◆ **PROMPT**:
In full and without alteration, give the listing again.

◆ **INFORMATION PROVIDED**:
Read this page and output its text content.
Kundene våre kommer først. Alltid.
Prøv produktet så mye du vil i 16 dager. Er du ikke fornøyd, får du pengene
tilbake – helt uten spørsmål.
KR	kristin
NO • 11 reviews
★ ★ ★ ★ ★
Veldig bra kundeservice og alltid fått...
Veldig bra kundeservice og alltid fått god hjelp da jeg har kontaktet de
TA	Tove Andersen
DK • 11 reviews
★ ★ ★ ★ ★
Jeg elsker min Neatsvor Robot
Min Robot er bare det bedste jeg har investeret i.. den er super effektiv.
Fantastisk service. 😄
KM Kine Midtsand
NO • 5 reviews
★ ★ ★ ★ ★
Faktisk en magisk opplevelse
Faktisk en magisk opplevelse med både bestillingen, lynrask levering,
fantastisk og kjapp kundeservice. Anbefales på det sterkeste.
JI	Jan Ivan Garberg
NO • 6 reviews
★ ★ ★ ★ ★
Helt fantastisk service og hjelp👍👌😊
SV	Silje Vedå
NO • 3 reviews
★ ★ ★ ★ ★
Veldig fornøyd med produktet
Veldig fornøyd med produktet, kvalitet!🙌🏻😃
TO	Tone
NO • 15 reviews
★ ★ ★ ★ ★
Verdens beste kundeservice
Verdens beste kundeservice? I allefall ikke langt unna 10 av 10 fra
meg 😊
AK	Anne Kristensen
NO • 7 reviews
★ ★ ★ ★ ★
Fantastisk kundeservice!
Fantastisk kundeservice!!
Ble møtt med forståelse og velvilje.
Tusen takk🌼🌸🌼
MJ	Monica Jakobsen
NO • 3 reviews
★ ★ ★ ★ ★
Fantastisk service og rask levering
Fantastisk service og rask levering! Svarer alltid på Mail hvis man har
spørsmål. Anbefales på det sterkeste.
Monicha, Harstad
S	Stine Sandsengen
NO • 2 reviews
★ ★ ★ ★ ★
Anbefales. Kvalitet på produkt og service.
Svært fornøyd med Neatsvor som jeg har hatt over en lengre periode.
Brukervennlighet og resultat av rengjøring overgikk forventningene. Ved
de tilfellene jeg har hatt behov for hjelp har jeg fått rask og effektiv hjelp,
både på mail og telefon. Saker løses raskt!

◆ **COMPLETE RESPONSE**:
Read this page and output its text content.
Kundene våre kommer først. Alltid.
Prøv produktet så mye du vil i 16 dager. Er du ikke fornøyd, får du pengene
tilbake – helt uten spørsmål.
KR	kristin
NO • 11 reviews
★ ★ ★ ★ ★
Veldig bra kundeservice og alltid fått...
Veldig bra kundeservice og alltid fått god hjelp da jeg har kontaktet de
TA	Tove Andersen
DK • 11 reviews
★ ★ ★ ★ ★
Jeg elsker min Neatsvor Robot
Min Robot er bare det bedste jeg har investeret i.. den er super effektiv.
Fantastisk service. 😄
KM Kine Midtsand
NO • 5 reviews
★ ★ ★ ★ ★
Faktisk en magisk opplevelse
Faktisk en magisk opplevelse med både bestillingen, lynrask levering,
fantastisk og kjapp kundeservice. Anbefales på det sterkeste.
JI	Jan Ivan Garberg
NO • 6 reviews
★ ★ ★ ★ ★
Helt fantastisk service og hjelp👍👌😊
SV	Silje Vedå
NO • 3 reviews
★ ★ ★ ★ ★
Veldig fornøyd med produktet
Veldig fornøyd med produktet, kvalitet!🙌🏻😃
TO	Tone
NO • 15 reviews
★ ★ ★ ★ ★
Verdens beste kundeservice
Verdens beste kundeservice? I allefall ikke langt unna 10 av 10 fra
meg 😊
AK	Anne Kristensen
NO • 7 reviews
★ ★ ★ ★ ★
Fantastisk kundeservice!
Fantastisk kundeservice!!
Ble møtt med forståelse og velvilje.
Tusen takk🌼🌸🌼
MJ	Monica Jakobsen
NO • 3 reviews
★ ★ ★ ★ ★
Fantastisk service og rask levering
Fantastisk service og rask levering! Svarer alltid på Mail hvis man har
spørsmål. Anbefales på det sterkeste.
Monicha, Harstad
S	Stine Sandsengen
NO • 2 reviews
★ ★ ★ ★ ★
Anbefales. Kvalitet på produkt og service.
Svært fornøyd med Neatsvor som jeg har hatt over en lengre periode.
Brukervennlighet og resultat av rengjøring overgikk forventningene. Ved
de tilfellene jeg har hatt behov for hjelp har jeg fått rask og effektiv hjelp,
både på mail og telefon. Saker løses raskt!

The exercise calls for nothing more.